● WHAT YOU WILL DO: Figure out how many lines of the material below contain the word "admire". Answer with the number only.

● DATA TO PROCESS:
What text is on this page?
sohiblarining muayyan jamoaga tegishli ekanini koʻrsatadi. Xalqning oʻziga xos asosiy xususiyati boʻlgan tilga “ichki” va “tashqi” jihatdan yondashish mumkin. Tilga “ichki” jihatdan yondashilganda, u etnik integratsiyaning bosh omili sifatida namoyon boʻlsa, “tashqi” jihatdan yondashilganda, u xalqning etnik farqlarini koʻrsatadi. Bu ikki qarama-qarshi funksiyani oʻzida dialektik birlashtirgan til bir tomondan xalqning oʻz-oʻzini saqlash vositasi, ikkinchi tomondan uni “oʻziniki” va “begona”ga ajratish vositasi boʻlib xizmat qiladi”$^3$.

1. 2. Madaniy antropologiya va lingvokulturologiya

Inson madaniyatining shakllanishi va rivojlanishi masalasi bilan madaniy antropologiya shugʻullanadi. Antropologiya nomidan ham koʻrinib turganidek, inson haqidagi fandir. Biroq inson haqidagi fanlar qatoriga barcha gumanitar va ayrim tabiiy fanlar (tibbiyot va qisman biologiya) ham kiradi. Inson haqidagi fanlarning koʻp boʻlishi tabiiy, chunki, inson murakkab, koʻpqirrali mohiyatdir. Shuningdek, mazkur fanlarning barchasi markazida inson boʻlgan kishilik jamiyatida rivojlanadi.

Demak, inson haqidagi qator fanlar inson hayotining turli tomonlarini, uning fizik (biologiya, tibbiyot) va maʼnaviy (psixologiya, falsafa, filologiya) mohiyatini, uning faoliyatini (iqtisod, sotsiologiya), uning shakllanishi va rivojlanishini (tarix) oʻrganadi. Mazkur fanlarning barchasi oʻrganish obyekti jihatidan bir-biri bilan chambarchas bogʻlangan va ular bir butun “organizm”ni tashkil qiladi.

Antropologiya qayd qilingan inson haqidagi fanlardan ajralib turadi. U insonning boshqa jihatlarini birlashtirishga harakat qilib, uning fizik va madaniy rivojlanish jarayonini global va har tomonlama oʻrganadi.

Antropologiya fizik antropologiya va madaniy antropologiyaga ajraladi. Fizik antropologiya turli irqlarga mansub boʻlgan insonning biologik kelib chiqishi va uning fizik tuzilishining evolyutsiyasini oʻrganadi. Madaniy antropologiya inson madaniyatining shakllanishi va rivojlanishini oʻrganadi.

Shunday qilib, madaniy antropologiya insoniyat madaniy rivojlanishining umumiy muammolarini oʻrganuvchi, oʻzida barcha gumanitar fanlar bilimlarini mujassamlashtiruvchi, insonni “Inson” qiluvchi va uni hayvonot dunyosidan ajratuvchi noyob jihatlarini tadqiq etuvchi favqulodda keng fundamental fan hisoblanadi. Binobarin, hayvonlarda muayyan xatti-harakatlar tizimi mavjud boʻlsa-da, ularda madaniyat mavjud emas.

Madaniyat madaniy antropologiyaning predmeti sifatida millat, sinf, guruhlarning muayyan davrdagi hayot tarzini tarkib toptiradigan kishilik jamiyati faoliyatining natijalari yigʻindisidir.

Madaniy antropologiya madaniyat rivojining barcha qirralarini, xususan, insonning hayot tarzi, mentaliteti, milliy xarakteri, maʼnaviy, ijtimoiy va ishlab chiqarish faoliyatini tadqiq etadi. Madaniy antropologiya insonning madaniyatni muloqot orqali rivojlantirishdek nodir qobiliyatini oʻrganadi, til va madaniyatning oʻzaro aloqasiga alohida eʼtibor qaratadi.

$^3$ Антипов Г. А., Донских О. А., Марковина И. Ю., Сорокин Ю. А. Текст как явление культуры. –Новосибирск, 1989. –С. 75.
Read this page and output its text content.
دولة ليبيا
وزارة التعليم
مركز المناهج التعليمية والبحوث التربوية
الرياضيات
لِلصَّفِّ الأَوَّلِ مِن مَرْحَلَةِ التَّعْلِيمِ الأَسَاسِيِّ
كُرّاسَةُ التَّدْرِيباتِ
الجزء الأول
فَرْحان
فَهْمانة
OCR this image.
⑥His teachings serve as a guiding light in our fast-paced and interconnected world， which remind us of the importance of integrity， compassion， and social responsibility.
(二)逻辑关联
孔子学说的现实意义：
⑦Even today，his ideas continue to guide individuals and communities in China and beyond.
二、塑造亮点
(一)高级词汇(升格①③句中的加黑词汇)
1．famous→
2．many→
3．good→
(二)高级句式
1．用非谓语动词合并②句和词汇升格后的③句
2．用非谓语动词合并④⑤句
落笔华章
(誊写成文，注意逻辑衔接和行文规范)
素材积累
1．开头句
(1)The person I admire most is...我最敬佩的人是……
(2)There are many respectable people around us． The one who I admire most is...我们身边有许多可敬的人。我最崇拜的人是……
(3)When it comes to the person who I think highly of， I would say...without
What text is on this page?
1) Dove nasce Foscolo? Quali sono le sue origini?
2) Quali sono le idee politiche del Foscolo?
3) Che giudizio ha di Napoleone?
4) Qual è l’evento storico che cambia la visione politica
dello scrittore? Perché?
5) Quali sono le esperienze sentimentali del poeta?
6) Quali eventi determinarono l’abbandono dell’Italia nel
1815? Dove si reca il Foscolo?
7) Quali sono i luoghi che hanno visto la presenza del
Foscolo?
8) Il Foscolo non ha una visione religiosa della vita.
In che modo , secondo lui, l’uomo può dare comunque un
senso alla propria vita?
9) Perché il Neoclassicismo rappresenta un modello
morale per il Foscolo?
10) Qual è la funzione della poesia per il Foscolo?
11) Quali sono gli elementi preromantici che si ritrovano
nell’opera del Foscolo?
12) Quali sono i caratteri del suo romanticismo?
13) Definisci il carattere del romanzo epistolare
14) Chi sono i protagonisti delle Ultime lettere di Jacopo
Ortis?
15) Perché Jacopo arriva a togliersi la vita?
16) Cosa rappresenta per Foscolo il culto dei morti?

● SOLUTION TO THIS PROBLEM: 2